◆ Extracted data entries
[BEGIN]

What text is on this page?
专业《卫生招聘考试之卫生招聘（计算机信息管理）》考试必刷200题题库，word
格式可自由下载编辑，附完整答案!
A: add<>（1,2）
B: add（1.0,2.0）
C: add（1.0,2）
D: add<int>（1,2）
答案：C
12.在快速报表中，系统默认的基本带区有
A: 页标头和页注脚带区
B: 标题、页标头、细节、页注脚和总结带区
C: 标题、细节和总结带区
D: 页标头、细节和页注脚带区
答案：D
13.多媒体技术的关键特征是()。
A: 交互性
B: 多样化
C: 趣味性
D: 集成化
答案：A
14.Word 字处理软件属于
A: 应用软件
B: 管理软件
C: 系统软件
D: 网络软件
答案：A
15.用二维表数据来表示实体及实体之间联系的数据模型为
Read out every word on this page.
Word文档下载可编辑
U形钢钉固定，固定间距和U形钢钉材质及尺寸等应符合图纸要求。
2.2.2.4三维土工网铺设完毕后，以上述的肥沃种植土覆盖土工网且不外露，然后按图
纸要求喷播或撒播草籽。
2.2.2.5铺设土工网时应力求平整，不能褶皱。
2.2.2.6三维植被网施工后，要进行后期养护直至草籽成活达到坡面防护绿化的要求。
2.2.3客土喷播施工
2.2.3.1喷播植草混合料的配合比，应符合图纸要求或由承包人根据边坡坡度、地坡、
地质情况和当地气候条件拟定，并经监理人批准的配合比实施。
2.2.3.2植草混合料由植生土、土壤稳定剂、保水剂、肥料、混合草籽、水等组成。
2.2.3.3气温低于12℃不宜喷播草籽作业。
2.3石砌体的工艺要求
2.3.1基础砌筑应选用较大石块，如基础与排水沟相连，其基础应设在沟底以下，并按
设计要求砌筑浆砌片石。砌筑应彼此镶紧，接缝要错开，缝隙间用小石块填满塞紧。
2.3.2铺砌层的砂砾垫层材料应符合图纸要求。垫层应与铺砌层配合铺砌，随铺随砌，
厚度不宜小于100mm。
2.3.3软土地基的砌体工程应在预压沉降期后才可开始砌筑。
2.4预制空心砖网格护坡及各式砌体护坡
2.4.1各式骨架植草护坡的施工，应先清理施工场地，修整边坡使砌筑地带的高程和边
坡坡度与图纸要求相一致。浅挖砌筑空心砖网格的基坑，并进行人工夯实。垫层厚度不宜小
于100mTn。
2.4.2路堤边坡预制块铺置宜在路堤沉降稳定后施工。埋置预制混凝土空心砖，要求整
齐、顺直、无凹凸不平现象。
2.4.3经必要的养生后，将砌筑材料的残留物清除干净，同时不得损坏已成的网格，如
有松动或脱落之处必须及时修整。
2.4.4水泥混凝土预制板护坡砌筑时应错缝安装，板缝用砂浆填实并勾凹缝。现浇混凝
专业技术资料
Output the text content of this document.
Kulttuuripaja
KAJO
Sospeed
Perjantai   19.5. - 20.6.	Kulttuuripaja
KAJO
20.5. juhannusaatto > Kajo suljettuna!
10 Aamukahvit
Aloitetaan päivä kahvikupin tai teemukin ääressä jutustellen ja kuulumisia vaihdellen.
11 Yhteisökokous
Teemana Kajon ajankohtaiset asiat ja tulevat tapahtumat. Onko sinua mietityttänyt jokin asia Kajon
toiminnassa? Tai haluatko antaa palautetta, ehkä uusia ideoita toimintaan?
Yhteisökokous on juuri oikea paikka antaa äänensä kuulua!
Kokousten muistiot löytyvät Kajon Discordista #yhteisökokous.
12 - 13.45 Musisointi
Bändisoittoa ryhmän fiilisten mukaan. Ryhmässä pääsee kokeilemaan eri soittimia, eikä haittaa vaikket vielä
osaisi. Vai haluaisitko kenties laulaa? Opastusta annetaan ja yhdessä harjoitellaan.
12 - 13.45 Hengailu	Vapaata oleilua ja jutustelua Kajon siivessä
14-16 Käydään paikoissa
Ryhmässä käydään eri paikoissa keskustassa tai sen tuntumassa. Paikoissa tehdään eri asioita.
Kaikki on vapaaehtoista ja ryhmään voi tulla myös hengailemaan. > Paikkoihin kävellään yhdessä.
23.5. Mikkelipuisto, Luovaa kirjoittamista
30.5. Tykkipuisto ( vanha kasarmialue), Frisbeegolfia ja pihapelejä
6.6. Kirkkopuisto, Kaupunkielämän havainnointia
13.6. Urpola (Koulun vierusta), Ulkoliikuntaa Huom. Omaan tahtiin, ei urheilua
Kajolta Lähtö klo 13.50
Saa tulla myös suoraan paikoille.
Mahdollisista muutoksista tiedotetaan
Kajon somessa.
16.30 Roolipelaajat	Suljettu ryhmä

[END]

◆ Goal
In the records above, how many lines contain the word "antaa"? Give the number alone.

◆ The output
2